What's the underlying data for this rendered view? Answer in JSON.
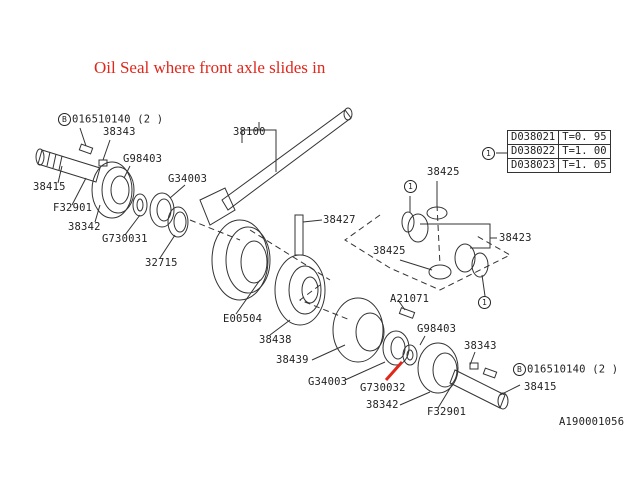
{
  "title": "Oil Seal where front axle slides in",
  "callout_marker": "1",
  "bolt_marker": "B",
  "labels": {
    "bolt_top": "016510140 (2 )",
    "p38343_top": "38343",
    "p38100": "38100",
    "g98403_top": "G98403",
    "p38415_top": "38415",
    "g34003_top": "G34003",
    "f32901_top": "F32901",
    "p38342_top": "38342",
    "g730031": "G730031",
    "p38427": "38427",
    "p32715": "32715",
    "p38425_top": "38425",
    "p38423": "38423",
    "p38425_left": "38425",
    "a21071": "A21071",
    "e00504": "E00504",
    "g98403_bottom": "G98403",
    "p38438": "38438",
    "p38343_bottom": "38343",
    "p38439": "38439",
    "bolt_bottom": "016510140 (2 )",
    "g34003_bottom": "G34003",
    "p38415_bottom": "38415",
    "g730032": "G730032",
    "p38342_bottom": "38342",
    "f32901_bottom": "F32901",
    "figure_id": "A190001056"
  },
  "shim_table": [
    {
      "part": "D038021",
      "thickness": "T=0. 95"
    },
    {
      "part": "D038022",
      "thickness": "T=1. 00"
    },
    {
      "part": "D038023",
      "thickness": "T=1. 05"
    }
  ],
  "highlight_color": "#e0271c"
}
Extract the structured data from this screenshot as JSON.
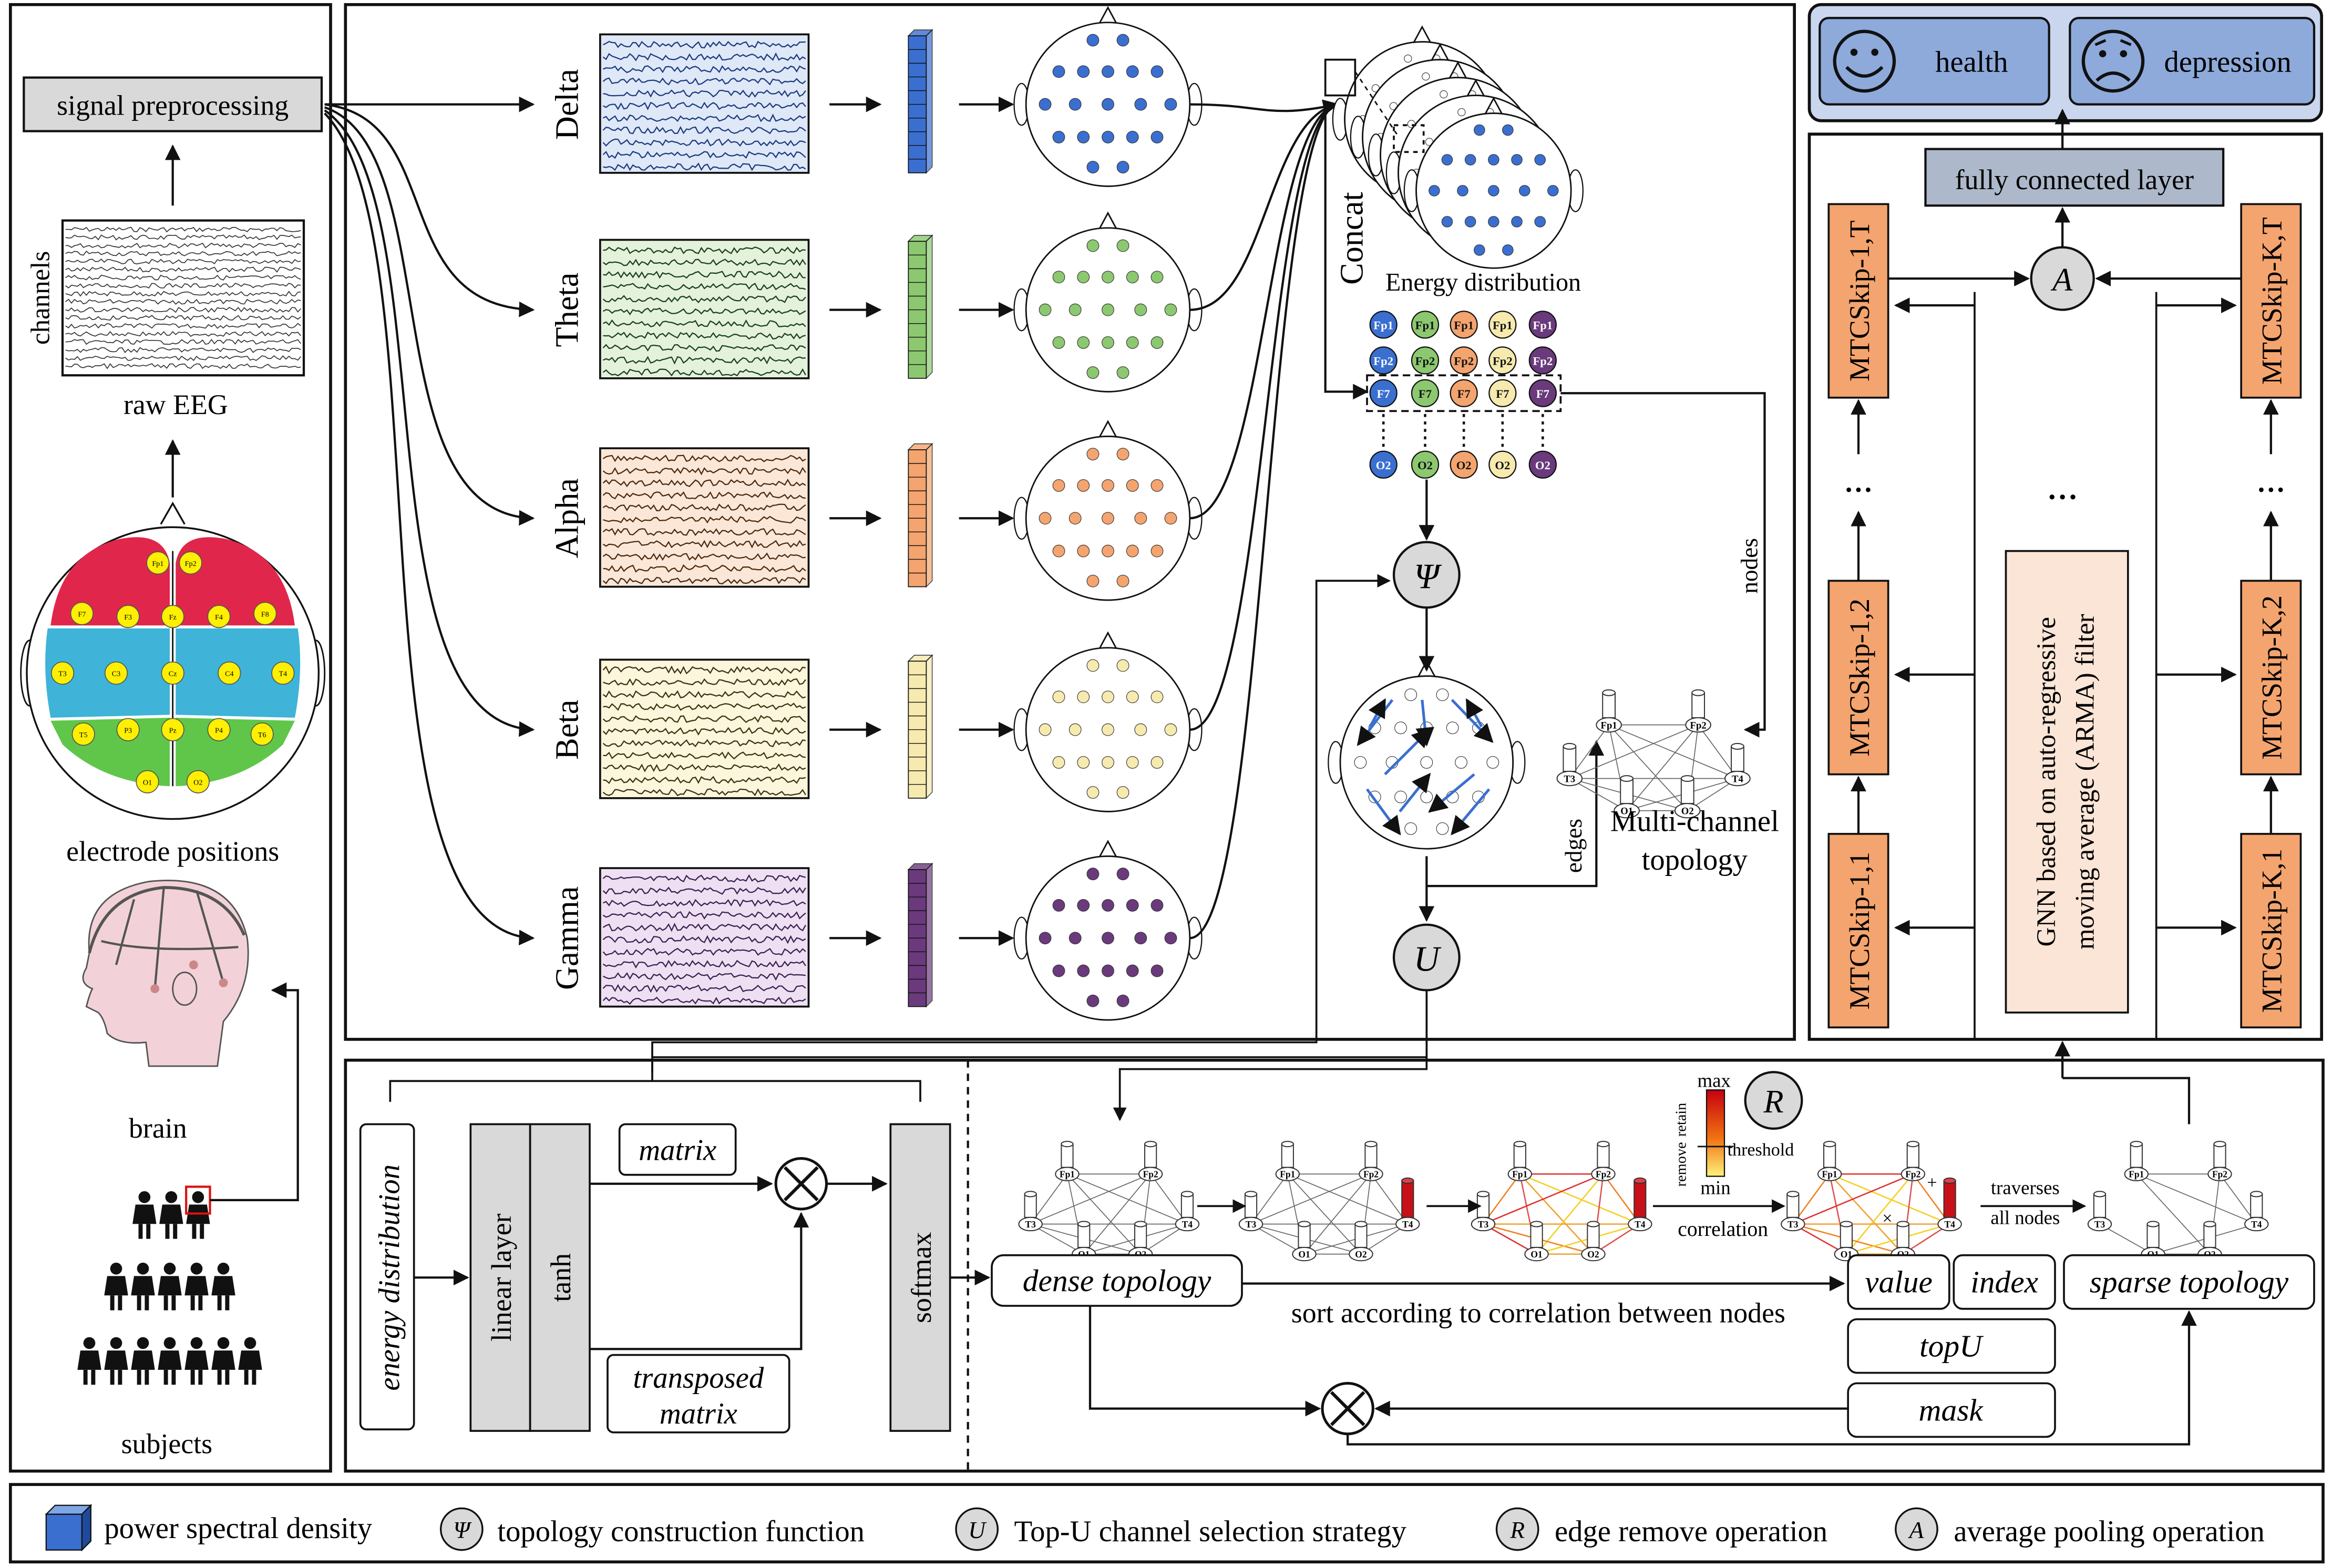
{
  "left_panel": {
    "signal_preprocessing": "signal preprocessing",
    "channels": "channels",
    "raw_eeg": "raw EEG",
    "electrode_positions": "electrode positions",
    "brain": "brain",
    "subjects": "subjects",
    "electrodes": [
      "Fp1",
      "Fp2",
      "F7",
      "F3",
      "Fz",
      "F4",
      "F8",
      "T3",
      "C3",
      "Cz",
      "C4",
      "T4",
      "T5",
      "P3",
      "Pz",
      "P4",
      "T6",
      "O1",
      "O2"
    ]
  },
  "bands": [
    {
      "name": "Delta",
      "color": "#3a6fd0",
      "light": "#dfe8f7"
    },
    {
      "name": "Theta",
      "color": "#8cc86f",
      "light": "#e4f2dc"
    },
    {
      "name": "Alpha",
      "color": "#f4a46e",
      "light": "#fbe7d8"
    },
    {
      "name": "Beta",
      "color": "#f6eaae",
      "light": "#fbf6dc"
    },
    {
      "name": "Gamma",
      "color": "#6a3a7c",
      "light": "#eee0f2"
    }
  ],
  "middle": {
    "concat": "Concat",
    "energy_distribution": "Energy distribution",
    "energy_rows": [
      [
        "Fp1",
        "Fp1",
        "Fp1",
        "Fp1",
        "Fp1"
      ],
      [
        "Fp2",
        "Fp2",
        "Fp2",
        "Fp2",
        "Fp2"
      ],
      [
        "F7",
        "F7",
        "F7",
        "F7",
        "F7"
      ],
      [
        "O2",
        "O2",
        "O2",
        "O2",
        "O2"
      ]
    ],
    "psi": "Ψ",
    "u": "U",
    "nodes": "nodes",
    "edges": "edges",
    "multi_channel_topology": [
      "Multi-channel",
      "topology"
    ],
    "topo_labels": [
      "Fp1",
      "Fp2",
      "T3",
      "T4",
      "O1",
      "O2"
    ]
  },
  "right_panel": {
    "health": "health",
    "depression": "depression",
    "fully_connected_layer": "fully connected layer",
    "a": "A",
    "mtc_left": [
      "MTCSkip-1,T",
      "MTCSkip-1,2",
      "MTCSkip-1,1"
    ],
    "mtc_right": [
      "MTCSkip-K,T",
      "MTCSkip-K,2",
      "MTCSkip-K,1"
    ],
    "ellipsis": "...",
    "gnn": [
      "GNN based on auto-regressive",
      "moving average (ARMA) filter"
    ]
  },
  "bottom": {
    "energy_distribution": "energy distribution",
    "linear_layer": "linear layer",
    "tanh": "tanh",
    "matrix": "matrix",
    "transposed_matrix": [
      "transposed",
      "matrix"
    ],
    "softmax": "softmax",
    "dense_topology": "dense topology",
    "sort_text": "sort according to correlation between nodes",
    "value": "value",
    "index": "index",
    "sparse_topology": "sparse topology",
    "topU": "topU",
    "mask": "mask",
    "r": "R",
    "max": "max",
    "min": "min",
    "threshold": "threshold",
    "remove": "remove",
    "retain": "retain",
    "correlation": "correlation",
    "traverses": "traverses",
    "all_nodes": "all nodes"
  },
  "legend": {
    "psd": "power spectral density",
    "psi_symbol": "Ψ",
    "psi_text": "topology construction function",
    "u_symbol": "U",
    "u_text": "Top-U channel selection strategy",
    "r_symbol": "R",
    "r_text": "edge remove operation",
    "a_symbol": "A",
    "a_text": "average pooling operation"
  }
}
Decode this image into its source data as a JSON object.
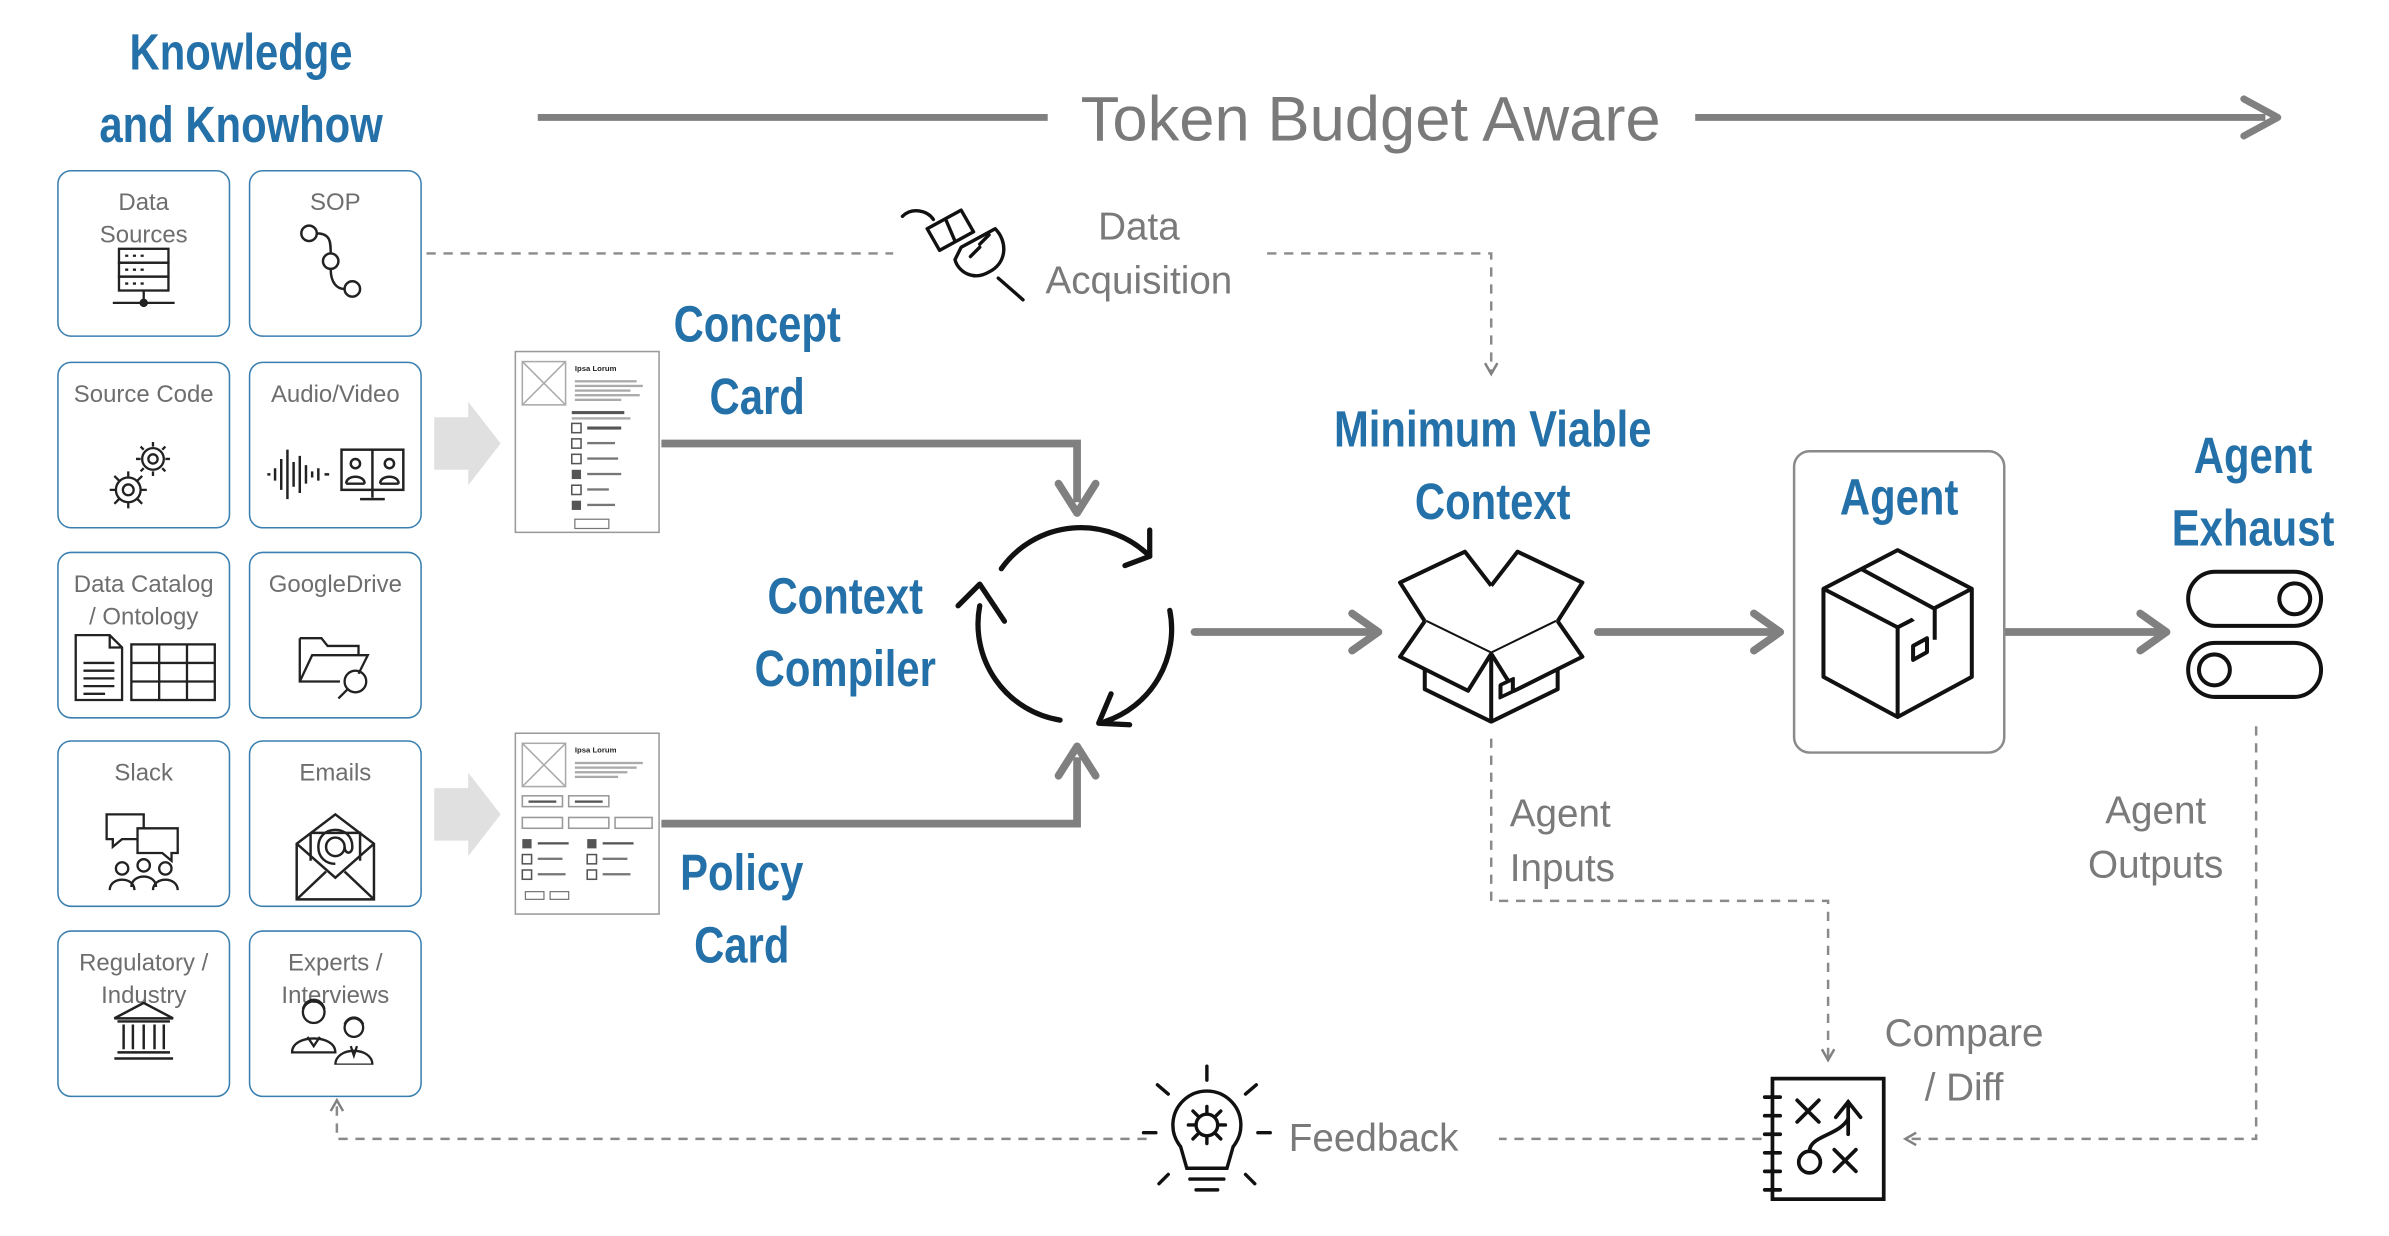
{
  "header": {
    "knowledge_title": "Knowledge\nand Knowhow",
    "token_budget": "Token Budget Aware"
  },
  "sources": [
    {
      "label": "Data\nSources",
      "icon": "server-icon"
    },
    {
      "label": "SOP",
      "icon": "workflow-icon"
    },
    {
      "label": "Source Code",
      "icon": "gears-icon"
    },
    {
      "label": "Audio/Video",
      "icon": "audio-video-icon"
    },
    {
      "label": "Data Catalog\n/ Ontology",
      "icon": "catalog-icon"
    },
    {
      "label": "GoogleDrive",
      "icon": "folder-search-icon"
    },
    {
      "label": "Slack",
      "icon": "chat-people-icon"
    },
    {
      "label": "Emails",
      "icon": "email-icon"
    },
    {
      "label": "Regulatory /\nIndustry",
      "icon": "institution-icon"
    },
    {
      "label": "Experts /\nInterviews",
      "icon": "experts-icon"
    }
  ],
  "cards": {
    "concept": "Concept\nCard",
    "policy": "Policy\nCard",
    "doc_heading": "Ipsa Lorum"
  },
  "compiler": "Context\nCompiler",
  "mvc": "Minimum Viable\nContext",
  "agent": "Agent",
  "exhaust": "Agent\nExhaust",
  "labels": {
    "data_acquisition": "Data\nAcquisition",
    "agent_inputs": "Agent\nInputs",
    "agent_outputs": "Agent\nOutputs",
    "compare_diff": "Compare\n/ Diff",
    "feedback": "Feedback"
  },
  "colors": {
    "title_blue": "#2470a8",
    "tile_border": "#3a7fb0",
    "arrow_gray": "#808080",
    "label_gray": "#7a7a7a"
  }
}
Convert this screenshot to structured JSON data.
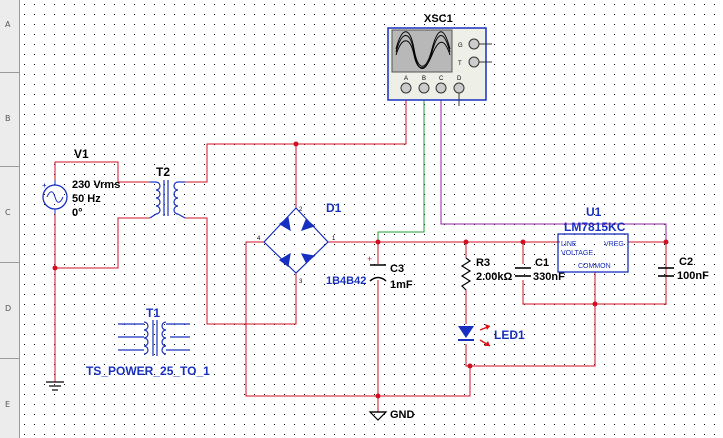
+++++
*Problem details*: Scan the material for lines with the word "correlation", and copy each line you find.

*Written solution*:
    "sort_text": "sort according to correlation between nodes",
    "correlation": "correlation",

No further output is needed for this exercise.